(Dataset listings of figures)
.....

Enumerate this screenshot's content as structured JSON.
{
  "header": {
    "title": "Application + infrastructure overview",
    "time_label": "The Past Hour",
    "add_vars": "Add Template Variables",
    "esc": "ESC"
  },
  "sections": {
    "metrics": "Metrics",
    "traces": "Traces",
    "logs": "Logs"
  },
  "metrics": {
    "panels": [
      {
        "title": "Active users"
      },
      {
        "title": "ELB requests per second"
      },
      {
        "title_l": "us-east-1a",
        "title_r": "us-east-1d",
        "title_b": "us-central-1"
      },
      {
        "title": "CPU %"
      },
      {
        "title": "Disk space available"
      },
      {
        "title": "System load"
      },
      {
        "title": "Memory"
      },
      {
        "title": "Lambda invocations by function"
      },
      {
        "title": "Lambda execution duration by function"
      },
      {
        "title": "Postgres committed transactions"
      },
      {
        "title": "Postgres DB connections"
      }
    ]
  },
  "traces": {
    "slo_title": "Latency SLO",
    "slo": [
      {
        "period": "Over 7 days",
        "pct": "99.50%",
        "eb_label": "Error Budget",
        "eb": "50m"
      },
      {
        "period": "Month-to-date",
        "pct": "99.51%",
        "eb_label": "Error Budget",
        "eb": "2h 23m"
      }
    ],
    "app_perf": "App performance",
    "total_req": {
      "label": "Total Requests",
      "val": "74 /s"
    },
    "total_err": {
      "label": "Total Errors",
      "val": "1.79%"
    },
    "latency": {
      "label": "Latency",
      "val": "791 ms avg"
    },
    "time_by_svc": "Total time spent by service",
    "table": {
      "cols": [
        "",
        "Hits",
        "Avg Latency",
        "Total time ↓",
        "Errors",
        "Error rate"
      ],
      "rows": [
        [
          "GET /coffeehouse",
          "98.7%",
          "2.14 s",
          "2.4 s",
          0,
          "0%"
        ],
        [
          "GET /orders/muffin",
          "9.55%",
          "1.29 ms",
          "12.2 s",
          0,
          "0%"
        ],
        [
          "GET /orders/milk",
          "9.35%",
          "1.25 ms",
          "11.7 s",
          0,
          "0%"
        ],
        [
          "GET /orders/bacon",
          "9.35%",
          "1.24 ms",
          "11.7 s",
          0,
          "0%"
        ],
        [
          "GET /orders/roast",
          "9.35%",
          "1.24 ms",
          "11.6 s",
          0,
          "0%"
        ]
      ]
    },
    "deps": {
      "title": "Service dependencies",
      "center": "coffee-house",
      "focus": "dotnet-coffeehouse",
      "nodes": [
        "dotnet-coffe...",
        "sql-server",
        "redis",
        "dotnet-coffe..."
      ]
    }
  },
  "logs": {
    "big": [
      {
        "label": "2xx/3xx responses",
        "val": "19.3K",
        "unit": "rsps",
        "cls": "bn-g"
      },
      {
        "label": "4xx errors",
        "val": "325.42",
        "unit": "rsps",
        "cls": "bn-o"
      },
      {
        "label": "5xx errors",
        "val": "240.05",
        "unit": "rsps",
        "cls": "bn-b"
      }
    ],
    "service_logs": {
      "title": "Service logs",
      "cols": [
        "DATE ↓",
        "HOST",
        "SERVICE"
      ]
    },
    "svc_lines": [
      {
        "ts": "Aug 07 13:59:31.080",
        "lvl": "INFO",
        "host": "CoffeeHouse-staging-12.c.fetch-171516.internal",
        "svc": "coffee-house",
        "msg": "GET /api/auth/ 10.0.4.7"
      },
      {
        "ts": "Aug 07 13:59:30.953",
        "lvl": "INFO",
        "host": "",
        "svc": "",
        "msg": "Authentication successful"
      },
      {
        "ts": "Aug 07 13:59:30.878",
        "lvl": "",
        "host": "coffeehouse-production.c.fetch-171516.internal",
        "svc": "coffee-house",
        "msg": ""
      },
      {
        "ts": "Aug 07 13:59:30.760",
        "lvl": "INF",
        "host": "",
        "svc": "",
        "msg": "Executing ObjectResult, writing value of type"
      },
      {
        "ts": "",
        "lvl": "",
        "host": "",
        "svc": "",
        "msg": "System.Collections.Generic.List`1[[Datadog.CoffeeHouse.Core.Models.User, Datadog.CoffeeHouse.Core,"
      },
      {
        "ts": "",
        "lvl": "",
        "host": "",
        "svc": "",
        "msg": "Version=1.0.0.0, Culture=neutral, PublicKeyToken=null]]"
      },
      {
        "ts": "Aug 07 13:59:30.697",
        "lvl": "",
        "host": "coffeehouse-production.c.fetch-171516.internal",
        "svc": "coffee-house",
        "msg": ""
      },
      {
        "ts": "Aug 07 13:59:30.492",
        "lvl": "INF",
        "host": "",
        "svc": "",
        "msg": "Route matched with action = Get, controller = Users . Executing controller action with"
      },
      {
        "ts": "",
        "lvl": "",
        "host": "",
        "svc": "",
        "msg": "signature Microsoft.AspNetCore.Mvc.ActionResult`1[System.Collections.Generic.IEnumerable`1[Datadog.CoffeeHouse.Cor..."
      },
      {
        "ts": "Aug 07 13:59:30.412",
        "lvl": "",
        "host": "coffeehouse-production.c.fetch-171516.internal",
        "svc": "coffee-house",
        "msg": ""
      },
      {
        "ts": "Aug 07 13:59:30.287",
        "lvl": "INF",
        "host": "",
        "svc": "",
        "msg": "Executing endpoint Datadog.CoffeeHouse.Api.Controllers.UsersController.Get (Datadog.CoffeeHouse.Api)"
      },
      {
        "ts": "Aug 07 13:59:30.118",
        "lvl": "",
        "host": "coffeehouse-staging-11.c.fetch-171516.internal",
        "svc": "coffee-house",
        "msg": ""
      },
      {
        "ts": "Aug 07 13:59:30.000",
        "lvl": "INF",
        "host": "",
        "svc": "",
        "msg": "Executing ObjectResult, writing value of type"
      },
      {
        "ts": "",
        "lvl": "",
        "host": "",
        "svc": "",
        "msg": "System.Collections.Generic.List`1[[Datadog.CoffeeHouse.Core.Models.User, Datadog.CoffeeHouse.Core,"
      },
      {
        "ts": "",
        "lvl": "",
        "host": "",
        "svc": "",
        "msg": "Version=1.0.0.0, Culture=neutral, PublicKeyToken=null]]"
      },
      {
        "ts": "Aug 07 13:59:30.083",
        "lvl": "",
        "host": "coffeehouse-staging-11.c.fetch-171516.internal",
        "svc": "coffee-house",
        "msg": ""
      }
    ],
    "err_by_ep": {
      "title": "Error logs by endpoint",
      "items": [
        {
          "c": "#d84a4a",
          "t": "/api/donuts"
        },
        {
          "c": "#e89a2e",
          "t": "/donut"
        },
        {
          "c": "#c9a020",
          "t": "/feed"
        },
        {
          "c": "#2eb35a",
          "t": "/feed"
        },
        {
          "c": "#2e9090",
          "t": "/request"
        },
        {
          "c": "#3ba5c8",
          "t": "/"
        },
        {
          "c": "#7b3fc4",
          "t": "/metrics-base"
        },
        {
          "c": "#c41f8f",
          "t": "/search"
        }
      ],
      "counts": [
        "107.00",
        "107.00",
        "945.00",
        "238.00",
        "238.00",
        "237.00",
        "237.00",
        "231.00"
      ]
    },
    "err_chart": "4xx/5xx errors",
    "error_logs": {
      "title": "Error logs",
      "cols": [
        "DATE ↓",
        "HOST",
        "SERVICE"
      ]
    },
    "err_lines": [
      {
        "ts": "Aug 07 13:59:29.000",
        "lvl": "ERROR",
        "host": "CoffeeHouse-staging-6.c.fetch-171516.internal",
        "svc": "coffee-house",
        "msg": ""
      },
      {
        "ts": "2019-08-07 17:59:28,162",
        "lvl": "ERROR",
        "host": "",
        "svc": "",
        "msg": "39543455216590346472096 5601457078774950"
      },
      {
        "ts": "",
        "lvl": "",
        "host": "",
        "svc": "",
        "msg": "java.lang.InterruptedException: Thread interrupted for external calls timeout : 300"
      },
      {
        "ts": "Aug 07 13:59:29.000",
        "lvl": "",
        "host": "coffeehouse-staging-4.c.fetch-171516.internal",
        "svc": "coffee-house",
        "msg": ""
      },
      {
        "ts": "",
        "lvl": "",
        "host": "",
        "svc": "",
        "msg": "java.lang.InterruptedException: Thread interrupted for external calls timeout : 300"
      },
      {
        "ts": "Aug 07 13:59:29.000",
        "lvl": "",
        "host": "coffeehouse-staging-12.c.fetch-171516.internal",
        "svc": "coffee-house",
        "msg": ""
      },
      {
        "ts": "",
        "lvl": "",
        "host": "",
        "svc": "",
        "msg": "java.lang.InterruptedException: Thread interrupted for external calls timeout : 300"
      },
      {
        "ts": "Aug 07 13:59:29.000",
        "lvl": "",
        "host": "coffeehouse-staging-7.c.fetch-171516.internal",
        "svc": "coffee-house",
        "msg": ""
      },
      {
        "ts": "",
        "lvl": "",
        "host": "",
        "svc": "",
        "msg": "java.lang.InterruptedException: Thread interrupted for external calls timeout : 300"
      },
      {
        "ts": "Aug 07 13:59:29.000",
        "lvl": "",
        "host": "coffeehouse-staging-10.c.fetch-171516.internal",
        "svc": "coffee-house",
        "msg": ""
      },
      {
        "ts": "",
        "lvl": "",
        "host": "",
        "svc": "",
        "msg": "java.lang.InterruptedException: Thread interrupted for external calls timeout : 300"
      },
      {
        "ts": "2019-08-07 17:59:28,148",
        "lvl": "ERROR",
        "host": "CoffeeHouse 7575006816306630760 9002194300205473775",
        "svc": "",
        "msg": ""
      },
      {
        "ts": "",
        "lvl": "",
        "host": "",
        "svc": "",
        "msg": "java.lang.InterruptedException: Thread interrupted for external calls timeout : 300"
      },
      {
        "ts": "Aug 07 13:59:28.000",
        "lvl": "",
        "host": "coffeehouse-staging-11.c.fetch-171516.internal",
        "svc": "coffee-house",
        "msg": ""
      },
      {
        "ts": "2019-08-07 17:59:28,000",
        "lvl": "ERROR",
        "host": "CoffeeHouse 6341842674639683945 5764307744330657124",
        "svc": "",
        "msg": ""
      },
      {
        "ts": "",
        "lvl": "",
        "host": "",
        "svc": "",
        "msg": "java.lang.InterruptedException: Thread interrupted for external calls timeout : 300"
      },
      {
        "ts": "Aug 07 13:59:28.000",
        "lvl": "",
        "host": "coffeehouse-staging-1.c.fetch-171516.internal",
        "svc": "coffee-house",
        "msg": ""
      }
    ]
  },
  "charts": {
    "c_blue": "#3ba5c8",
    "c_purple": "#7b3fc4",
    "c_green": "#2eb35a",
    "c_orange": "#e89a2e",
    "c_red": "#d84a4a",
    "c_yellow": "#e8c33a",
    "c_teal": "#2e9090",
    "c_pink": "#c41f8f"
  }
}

.....

Lines that hold "function" are the ones to copy; find all of them.

        "title": "Lambda invocations by function"
        "title": "Lambda execution duration by function"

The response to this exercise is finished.